## Aim
Collect the lines of the entries where "海洋调查技术与保障" shows up.
##########
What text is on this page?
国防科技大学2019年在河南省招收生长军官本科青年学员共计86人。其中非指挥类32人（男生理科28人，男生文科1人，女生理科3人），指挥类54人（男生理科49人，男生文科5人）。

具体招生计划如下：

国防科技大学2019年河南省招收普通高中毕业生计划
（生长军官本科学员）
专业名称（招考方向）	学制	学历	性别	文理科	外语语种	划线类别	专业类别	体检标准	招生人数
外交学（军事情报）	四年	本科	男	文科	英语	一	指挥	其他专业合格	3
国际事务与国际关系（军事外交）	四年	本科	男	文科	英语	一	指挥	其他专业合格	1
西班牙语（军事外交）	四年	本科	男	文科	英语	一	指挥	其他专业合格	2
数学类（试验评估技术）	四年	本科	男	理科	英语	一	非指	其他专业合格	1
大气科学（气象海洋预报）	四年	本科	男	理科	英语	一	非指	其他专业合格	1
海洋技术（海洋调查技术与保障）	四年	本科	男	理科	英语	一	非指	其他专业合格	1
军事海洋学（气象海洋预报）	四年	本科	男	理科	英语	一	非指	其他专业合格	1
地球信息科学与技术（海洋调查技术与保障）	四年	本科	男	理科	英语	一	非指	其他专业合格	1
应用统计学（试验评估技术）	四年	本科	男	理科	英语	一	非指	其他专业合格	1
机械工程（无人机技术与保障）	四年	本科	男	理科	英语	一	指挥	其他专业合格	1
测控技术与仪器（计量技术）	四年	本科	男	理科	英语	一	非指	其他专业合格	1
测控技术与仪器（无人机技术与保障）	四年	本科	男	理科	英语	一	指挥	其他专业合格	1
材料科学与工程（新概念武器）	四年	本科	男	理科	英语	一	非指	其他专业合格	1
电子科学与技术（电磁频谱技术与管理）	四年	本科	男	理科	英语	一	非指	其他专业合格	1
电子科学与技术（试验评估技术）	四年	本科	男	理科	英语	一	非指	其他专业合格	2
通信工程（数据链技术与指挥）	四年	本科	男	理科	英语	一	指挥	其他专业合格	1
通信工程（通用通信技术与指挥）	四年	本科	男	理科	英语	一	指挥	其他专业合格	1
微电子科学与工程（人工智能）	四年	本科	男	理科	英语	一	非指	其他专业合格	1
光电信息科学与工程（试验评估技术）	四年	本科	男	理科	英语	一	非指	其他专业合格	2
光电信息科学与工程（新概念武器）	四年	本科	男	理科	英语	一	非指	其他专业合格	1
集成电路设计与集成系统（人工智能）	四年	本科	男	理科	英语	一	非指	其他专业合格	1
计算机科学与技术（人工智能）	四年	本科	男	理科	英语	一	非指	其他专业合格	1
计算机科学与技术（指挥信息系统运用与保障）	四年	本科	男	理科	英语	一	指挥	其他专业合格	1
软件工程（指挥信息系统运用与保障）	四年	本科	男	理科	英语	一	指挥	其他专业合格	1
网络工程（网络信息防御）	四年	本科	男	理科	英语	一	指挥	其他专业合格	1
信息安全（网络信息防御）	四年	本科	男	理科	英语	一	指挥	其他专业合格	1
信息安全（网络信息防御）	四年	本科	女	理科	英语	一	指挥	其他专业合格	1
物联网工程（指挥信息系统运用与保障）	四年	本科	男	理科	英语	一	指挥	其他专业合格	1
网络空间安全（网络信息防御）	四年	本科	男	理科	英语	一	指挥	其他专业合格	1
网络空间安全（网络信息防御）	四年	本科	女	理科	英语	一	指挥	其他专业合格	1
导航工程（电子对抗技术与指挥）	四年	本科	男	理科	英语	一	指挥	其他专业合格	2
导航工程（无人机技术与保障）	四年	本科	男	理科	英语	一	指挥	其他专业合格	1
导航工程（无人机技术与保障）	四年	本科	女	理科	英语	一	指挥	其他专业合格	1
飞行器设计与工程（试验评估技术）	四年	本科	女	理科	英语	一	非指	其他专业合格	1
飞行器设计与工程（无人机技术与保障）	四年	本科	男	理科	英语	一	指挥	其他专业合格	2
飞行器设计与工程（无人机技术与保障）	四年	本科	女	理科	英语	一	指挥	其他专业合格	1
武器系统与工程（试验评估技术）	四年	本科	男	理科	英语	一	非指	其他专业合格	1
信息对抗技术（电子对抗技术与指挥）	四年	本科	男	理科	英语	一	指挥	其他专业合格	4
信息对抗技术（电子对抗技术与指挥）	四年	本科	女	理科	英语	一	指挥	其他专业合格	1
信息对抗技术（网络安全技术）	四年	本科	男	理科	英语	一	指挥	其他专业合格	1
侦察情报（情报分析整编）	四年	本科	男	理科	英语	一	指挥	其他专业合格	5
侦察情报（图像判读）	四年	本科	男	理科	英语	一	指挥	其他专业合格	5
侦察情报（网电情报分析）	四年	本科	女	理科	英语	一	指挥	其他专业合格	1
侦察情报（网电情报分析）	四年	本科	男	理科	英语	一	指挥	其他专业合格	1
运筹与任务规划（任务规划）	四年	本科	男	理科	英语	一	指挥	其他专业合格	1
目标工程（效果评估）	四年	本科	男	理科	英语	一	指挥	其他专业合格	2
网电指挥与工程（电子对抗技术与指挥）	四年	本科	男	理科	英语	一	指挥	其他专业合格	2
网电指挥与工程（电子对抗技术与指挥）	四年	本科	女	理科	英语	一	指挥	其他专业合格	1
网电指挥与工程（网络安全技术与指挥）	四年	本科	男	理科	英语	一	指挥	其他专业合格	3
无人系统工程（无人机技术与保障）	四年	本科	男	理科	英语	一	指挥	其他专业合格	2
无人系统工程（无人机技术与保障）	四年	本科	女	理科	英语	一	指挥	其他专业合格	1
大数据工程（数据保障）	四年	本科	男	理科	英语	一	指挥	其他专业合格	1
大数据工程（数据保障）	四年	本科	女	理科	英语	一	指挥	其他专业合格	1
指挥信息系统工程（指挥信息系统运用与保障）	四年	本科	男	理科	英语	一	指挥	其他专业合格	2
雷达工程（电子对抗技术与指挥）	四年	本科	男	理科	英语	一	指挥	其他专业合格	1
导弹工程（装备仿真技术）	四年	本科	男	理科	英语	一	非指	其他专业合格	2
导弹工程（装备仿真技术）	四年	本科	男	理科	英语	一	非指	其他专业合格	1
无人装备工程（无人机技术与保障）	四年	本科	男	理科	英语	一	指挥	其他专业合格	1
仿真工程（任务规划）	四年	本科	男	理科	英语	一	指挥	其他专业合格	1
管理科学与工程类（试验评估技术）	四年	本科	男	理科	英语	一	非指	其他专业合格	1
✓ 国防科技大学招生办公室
##########
## Answer below
海洋技术（海洋调查技术与保障）	四年	本科	男	理科	英语	一	非指	其他专业合格	1
地球信息科学与技术（海洋调查技术与保障）	四年	本科	男	理科	英语	一	非指	其他专业合格	1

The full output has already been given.